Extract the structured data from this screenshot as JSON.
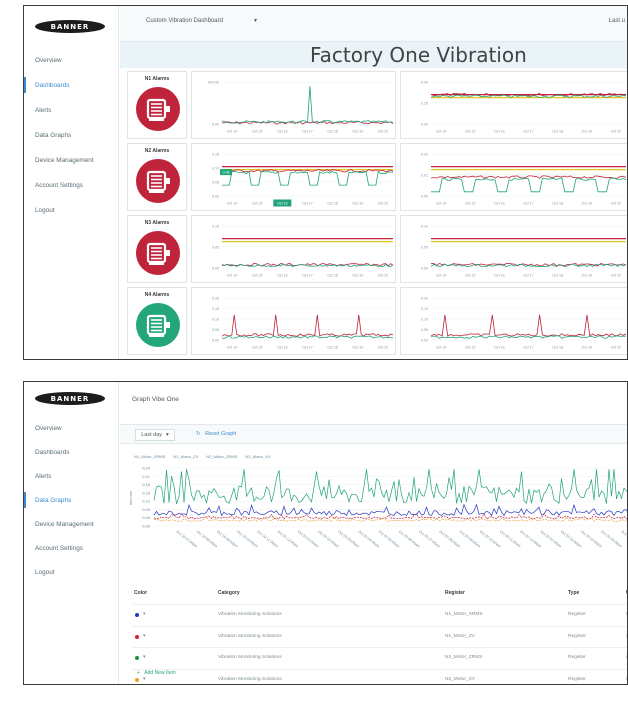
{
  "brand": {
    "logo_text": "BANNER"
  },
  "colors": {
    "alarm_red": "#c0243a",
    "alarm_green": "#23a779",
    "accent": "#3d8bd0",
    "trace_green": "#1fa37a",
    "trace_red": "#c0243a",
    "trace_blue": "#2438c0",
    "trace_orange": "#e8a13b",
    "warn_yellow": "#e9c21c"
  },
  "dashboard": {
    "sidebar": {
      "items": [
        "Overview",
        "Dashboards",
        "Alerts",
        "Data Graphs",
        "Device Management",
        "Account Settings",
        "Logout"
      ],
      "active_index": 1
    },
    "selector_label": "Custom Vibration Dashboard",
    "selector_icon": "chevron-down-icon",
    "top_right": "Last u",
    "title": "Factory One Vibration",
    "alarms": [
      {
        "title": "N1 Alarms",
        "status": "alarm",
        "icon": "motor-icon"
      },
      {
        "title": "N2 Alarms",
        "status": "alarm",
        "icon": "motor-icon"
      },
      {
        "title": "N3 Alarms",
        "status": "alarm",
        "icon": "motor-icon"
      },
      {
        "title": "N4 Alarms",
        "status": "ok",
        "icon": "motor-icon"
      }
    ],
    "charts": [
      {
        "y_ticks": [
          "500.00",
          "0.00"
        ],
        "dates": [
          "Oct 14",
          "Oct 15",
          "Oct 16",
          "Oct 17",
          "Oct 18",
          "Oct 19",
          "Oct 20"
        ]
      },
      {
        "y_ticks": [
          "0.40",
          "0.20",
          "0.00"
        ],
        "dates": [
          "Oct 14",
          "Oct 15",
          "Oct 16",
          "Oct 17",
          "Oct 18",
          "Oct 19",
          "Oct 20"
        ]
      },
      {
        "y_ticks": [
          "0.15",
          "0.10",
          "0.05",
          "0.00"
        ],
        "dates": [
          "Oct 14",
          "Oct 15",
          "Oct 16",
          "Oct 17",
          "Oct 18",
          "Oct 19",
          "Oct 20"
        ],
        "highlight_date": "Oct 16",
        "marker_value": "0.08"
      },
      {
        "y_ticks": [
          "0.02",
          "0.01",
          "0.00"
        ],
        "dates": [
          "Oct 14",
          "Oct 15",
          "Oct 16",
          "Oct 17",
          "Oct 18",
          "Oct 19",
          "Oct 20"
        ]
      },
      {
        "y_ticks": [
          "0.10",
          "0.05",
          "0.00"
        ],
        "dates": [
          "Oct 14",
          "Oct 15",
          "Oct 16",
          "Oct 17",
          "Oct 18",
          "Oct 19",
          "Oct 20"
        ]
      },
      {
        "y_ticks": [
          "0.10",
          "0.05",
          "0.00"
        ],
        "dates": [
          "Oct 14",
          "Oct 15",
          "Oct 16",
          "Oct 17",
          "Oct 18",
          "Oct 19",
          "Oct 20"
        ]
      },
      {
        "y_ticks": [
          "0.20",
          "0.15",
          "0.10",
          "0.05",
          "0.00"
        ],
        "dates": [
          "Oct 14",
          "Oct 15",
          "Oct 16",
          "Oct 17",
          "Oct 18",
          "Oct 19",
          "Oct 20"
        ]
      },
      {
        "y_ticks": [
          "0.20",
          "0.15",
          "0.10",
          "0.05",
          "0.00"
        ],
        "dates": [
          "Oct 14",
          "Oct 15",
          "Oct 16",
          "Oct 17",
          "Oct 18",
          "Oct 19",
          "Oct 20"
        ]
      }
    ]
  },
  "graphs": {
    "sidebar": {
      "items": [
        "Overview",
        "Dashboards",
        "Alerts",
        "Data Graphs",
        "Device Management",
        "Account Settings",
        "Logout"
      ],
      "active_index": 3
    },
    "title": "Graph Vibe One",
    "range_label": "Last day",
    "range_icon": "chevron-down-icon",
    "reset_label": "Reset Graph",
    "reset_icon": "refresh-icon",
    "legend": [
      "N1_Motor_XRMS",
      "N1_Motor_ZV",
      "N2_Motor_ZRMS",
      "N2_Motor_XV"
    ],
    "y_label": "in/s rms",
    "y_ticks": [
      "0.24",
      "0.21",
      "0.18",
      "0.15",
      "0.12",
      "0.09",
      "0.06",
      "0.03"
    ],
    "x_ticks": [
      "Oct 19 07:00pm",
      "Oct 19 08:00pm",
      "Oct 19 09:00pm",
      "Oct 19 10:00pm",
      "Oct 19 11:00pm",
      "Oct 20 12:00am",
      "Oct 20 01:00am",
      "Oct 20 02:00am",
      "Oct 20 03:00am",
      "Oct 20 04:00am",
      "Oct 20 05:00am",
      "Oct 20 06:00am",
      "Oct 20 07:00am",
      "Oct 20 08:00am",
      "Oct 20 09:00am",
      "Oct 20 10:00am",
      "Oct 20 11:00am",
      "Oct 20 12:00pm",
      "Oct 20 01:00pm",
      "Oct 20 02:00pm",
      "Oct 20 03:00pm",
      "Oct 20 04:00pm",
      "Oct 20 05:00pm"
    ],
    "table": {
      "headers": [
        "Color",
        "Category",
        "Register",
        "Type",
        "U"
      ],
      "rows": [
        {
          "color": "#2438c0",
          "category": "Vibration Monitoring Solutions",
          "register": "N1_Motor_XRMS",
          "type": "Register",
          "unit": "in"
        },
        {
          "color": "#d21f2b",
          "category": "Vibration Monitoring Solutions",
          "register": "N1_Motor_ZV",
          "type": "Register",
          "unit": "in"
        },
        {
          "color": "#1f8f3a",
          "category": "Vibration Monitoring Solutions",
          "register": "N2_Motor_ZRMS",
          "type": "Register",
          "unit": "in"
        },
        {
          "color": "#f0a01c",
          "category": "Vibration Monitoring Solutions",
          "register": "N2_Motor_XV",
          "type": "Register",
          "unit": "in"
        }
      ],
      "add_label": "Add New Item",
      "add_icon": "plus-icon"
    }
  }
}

+===+

* [Directions]
Quote the preceding records in their entirety, excluding every picture.

* [Exercise result]
Extract the structured data from this screenshot as JSON.
{
  "brand": {
    "logo_text": "BANNER"
  },
  "colors": {
    "alarm_red": "#c0243a",
    "alarm_green": "#23a779",
    "accent": "#3d8bd0",
    "trace_green": "#1fa37a",
    "trace_red": "#c0243a",
    "trace_blue": "#2438c0",
    "trace_orange": "#e8a13b",
    "warn_yellow": "#e9c21c"
  },
  "dashboard": {
    "sidebar": {
      "items": [
        "Overview",
        "Dashboards",
        "Alerts",
        "Data Graphs",
        "Device Management",
        "Account Settings",
        "Logout"
      ],
      "active_index": 1
    },
    "selector_label": "Custom Vibration Dashboard",
    "selector_icon": "chevron-down-icon",
    "top_right": "Last u",
    "title": "Factory One Vibration",
    "alarms": [
      {
        "title": "N1 Alarms",
        "status": "alarm",
        "icon": "motor-icon"
      },
      {
        "title": "N2 Alarms",
        "status": "alarm",
        "icon": "motor-icon"
      },
      {
        "title": "N3 Alarms",
        "status": "alarm",
        "icon": "motor-icon"
      },
      {
        "title": "N4 Alarms",
        "status": "ok",
        "icon": "motor-icon"
      }
    ],
    "charts": [
      {
        "y_ticks": [
          "500.00",
          "0.00"
        ],
        "dates": [
          "Oct 14",
          "Oct 15",
          "Oct 16",
          "Oct 17",
          "Oct 18",
          "Oct 19",
          "Oct 20"
        ]
      },
      {
        "y_ticks": [
          "0.40",
          "0.20",
          "0.00"
        ],
        "dates": [
          "Oct 14",
          "Oct 15",
          "Oct 16",
          "Oct 17",
          "Oct 18",
          "Oct 19",
          "Oct 20"
        ]
      },
      {
        "y_ticks": [
          "0.15",
          "0.10",
          "0.05",
          "0.00"
        ],
        "dates": [
          "Oct 14",
          "Oct 15",
          "Oct 16",
          "Oct 17",
          "Oct 18",
          "Oct 19",
          "Oct 20"
        ],
        "highlight_date": "Oct 16",
        "marker_value": "0.08"
      },
      {
        "y_ticks": [
          "0.02",
          "0.01",
          "0.00"
        ],
        "dates": [
          "Oct 14",
          "Oct 15",
          "Oct 16",
          "Oct 17",
          "Oct 18",
          "Oct 19",
          "Oct 20"
        ]
      },
      {
        "y_ticks": [
          "0.10",
          "0.05",
          "0.00"
        ],
        "dates": [
          "Oct 14",
          "Oct 15",
          "Oct 16",
          "Oct 17",
          "Oct 18",
          "Oct 19",
          "Oct 20"
        ]
      },
      {
        "y_ticks": [
          "0.10",
          "0.05",
          "0.00"
        ],
        "dates": [
          "Oct 14",
          "Oct 15",
          "Oct 16",
          "Oct 17",
          "Oct 18",
          "Oct 19",
          "Oct 20"
        ]
      },
      {
        "y_ticks": [
          "0.20",
          "0.15",
          "0.10",
          "0.05",
          "0.00"
        ],
        "dates": [
          "Oct 14",
          "Oct 15",
          "Oct 16",
          "Oct 17",
          "Oct 18",
          "Oct 19",
          "Oct 20"
        ]
      },
      {
        "y_ticks": [
          "0.20",
          "0.15",
          "0.10",
          "0.05",
          "0.00"
        ],
        "dates": [
          "Oct 14",
          "Oct 15",
          "Oct 16",
          "Oct 17",
          "Oct 18",
          "Oct 19",
          "Oct 20"
        ]
      }
    ]
  },
  "graphs": {
    "sidebar": {
      "items": [
        "Overview",
        "Dashboards",
        "Alerts",
        "Data Graphs",
        "Device Management",
        "Account Settings",
        "Logout"
      ],
      "active_index": 3
    },
    "title": "Graph Vibe One",
    "range_label": "Last day",
    "range_icon": "chevron-down-icon",
    "reset_label": "Reset Graph",
    "reset_icon": "refresh-icon",
    "legend": [
      "N1_Motor_XRMS",
      "N1_Motor_ZV",
      "N2_Motor_ZRMS",
      "N2_Motor_XV"
    ],
    "y_label": "in/s rms",
    "y_ticks": [
      "0.24",
      "0.21",
      "0.18",
      "0.15",
      "0.12",
      "0.09",
      "0.06",
      "0.03"
    ],
    "x_ticks": [
      "Oct 19 07:00pm",
      "Oct 19 08:00pm",
      "Oct 19 09:00pm",
      "Oct 19 10:00pm",
      "Oct 19 11:00pm",
      "Oct 20 12:00am",
      "Oct 20 01:00am",
      "Oct 20 02:00am",
      "Oct 20 03:00am",
      "Oct 20 04:00am",
      "Oct 20 05:00am",
      "Oct 20 06:00am",
      "Oct 20 07:00am",
      "Oct 20 08:00am",
      "Oct 20 09:00am",
      "Oct 20 10:00am",
      "Oct 20 11:00am",
      "Oct 20 12:00pm",
      "Oct 20 01:00pm",
      "Oct 20 02:00pm",
      "Oct 20 03:00pm",
      "Oct 20 04:00pm",
      "Oct 20 05:00pm"
    ],
    "table": {
      "headers": [
        "Color",
        "Category",
        "Register",
        "Type",
        "U"
      ],
      "rows": [
        {
          "color": "#2438c0",
          "category": "Vibration Monitoring Solutions",
          "register": "N1_Motor_XRMS",
          "type": "Register",
          "unit": "in"
        },
        {
          "color": "#d21f2b",
          "category": "Vibration Monitoring Solutions",
          "register": "N1_Motor_ZV",
          "type": "Register",
          "unit": "in"
        },
        {
          "color": "#1f8f3a",
          "category": "Vibration Monitoring Solutions",
          "register": "N2_Motor_ZRMS",
          "type": "Register",
          "unit": "in"
        },
        {
          "color": "#f0a01c",
          "category": "Vibration Monitoring Solutions",
          "register": "N2_Motor_XV",
          "type": "Register",
          "unit": "in"
        }
      ],
      "add_label": "Add New Item",
      "add_icon": "plus-icon"
    }
  }
}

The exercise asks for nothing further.